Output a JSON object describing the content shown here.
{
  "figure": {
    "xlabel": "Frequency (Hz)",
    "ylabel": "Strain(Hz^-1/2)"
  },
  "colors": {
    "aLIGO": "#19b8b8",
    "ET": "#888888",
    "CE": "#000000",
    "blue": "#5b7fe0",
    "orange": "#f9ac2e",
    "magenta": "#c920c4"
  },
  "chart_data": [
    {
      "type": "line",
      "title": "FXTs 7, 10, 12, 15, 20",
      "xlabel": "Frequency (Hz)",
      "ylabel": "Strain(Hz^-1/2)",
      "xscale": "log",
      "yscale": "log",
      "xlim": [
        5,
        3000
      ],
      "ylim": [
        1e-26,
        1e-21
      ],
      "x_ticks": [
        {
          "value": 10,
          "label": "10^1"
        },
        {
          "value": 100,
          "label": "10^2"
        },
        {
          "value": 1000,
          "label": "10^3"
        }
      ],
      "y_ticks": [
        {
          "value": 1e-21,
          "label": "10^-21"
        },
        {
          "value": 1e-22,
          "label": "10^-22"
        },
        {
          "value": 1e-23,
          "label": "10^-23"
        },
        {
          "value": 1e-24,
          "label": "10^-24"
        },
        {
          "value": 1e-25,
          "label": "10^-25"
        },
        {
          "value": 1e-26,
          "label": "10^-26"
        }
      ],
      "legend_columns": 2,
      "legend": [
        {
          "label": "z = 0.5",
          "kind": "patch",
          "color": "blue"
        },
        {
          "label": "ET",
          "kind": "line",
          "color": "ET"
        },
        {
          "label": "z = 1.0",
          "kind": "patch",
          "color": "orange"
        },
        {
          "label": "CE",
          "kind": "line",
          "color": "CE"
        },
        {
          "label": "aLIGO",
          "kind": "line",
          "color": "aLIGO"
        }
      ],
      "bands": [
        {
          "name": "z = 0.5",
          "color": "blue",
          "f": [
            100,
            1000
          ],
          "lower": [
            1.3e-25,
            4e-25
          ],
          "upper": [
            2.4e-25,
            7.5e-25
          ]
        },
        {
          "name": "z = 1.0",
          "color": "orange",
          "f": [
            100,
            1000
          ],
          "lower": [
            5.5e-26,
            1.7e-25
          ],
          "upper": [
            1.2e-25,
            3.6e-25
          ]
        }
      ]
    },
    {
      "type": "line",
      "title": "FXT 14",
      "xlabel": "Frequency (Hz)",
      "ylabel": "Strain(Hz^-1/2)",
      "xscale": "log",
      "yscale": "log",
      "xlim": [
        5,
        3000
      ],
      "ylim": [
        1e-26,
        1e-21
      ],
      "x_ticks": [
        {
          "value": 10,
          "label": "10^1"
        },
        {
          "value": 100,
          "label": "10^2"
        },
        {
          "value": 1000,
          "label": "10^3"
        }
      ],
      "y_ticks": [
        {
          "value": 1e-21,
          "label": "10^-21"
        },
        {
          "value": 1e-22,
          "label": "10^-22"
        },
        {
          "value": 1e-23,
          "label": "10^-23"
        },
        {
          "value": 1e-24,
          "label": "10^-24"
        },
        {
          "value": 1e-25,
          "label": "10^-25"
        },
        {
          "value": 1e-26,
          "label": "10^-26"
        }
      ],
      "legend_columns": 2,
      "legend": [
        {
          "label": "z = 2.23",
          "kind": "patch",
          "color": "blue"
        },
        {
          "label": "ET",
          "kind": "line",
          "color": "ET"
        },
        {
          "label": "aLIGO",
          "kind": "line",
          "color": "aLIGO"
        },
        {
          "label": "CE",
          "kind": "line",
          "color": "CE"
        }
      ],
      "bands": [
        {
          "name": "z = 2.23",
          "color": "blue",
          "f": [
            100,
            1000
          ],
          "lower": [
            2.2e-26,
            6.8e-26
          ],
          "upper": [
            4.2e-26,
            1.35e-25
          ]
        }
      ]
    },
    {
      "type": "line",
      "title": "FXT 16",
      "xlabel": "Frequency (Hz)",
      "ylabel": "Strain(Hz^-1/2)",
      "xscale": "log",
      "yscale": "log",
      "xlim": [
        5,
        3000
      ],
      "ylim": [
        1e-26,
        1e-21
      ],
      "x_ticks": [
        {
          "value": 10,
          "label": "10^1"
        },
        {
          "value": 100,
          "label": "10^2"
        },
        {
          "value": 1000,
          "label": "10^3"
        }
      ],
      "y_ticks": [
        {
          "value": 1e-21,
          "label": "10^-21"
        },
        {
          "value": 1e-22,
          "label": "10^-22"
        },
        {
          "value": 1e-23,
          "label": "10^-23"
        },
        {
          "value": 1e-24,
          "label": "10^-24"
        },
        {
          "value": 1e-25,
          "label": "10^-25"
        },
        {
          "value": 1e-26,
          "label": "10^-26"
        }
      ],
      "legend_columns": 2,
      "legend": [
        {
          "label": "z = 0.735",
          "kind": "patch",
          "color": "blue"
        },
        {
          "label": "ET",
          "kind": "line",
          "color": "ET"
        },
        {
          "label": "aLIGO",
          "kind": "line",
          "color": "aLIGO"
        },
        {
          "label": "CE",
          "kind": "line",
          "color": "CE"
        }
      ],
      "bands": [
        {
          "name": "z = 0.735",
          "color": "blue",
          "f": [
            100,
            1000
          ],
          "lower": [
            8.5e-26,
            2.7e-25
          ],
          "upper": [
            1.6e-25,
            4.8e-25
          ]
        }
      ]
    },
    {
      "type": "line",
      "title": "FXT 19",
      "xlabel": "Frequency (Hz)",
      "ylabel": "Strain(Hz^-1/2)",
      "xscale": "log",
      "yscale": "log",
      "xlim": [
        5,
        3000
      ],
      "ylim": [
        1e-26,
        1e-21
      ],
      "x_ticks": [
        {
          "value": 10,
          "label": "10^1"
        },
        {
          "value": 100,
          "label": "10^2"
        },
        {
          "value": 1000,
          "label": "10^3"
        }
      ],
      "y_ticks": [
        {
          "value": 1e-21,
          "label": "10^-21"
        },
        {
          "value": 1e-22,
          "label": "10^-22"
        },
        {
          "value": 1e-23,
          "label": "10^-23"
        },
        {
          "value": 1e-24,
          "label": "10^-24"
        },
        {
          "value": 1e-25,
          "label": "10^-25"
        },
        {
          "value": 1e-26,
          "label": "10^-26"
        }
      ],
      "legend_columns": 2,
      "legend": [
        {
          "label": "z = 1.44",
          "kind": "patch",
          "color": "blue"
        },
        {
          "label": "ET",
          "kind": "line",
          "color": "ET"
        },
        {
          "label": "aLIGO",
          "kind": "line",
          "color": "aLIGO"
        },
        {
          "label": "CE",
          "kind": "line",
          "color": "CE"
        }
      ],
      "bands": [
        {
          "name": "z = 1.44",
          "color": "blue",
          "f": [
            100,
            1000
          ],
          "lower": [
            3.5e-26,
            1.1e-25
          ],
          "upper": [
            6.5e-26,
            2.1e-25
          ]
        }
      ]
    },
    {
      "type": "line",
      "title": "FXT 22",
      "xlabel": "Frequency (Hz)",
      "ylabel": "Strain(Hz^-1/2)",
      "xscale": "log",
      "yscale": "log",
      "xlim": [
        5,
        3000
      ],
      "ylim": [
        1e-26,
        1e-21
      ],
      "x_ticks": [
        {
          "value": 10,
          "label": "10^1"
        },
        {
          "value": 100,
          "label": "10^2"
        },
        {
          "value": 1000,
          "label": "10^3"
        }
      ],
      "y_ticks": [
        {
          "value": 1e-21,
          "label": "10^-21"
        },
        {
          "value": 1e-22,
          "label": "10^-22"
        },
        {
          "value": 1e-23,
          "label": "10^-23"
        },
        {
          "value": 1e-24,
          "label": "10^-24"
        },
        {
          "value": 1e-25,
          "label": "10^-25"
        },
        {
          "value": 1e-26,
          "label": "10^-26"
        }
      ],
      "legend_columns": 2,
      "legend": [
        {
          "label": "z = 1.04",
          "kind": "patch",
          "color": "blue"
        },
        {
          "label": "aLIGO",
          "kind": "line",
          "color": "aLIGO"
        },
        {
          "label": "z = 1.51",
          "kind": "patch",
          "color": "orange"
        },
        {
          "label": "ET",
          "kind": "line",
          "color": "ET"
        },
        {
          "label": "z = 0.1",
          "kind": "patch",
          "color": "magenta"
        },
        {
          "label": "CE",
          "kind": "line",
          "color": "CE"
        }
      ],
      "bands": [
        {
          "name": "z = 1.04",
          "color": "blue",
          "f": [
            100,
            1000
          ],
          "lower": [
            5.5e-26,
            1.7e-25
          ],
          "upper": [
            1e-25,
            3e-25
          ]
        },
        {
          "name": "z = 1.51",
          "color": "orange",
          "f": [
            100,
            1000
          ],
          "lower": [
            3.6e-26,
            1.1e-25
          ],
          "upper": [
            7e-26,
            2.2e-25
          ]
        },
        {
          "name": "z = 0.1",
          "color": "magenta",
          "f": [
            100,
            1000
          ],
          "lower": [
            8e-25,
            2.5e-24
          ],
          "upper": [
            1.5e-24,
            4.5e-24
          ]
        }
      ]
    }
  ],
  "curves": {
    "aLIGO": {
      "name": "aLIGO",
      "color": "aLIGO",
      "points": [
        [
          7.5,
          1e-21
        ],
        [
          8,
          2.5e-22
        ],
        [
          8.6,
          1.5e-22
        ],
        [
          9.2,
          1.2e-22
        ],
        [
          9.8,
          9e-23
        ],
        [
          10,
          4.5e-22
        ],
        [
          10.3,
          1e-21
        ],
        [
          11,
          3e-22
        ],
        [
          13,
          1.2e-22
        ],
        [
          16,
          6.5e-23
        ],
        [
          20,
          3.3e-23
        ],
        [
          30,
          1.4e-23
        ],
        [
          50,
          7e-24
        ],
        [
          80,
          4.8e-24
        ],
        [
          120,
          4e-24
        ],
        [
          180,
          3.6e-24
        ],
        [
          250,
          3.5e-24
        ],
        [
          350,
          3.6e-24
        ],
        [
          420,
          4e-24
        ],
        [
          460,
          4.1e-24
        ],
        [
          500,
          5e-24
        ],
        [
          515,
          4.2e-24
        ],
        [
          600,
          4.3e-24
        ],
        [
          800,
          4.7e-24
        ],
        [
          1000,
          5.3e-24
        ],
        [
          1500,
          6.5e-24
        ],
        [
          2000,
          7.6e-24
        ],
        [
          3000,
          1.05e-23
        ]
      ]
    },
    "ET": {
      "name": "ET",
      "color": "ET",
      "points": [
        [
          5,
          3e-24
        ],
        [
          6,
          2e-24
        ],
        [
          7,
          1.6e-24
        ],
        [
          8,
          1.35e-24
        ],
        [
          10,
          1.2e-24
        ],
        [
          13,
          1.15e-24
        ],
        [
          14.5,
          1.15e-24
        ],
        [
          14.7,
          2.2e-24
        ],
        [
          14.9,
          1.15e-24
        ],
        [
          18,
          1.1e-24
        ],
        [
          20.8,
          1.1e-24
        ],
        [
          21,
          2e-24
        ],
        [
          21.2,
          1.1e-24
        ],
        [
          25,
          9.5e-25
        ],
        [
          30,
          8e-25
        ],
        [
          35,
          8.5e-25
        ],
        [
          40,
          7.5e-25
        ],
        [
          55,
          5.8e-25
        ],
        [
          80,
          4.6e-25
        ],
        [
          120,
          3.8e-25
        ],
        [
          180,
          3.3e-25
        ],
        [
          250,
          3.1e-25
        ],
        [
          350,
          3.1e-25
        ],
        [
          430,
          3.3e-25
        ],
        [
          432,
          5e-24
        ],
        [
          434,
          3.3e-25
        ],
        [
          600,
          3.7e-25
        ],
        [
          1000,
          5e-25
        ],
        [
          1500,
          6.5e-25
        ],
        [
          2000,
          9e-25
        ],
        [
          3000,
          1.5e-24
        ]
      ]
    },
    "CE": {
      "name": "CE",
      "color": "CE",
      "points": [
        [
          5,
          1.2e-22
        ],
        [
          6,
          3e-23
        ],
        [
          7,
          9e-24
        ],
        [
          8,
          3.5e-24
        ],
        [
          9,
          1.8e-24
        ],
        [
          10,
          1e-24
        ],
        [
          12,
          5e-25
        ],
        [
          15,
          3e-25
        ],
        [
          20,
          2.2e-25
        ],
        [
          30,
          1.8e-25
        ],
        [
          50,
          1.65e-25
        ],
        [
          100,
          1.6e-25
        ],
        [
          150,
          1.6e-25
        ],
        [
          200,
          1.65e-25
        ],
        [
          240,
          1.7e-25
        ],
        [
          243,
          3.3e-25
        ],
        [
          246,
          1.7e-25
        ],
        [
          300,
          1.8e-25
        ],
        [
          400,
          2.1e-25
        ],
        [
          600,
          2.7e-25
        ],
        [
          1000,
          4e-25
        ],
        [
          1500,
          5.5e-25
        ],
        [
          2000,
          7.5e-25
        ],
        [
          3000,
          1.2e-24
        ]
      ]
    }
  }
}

### What the task asks
Determine how many lines in the data above contain the string "magenta". Give nothing except the number.

### Result below
3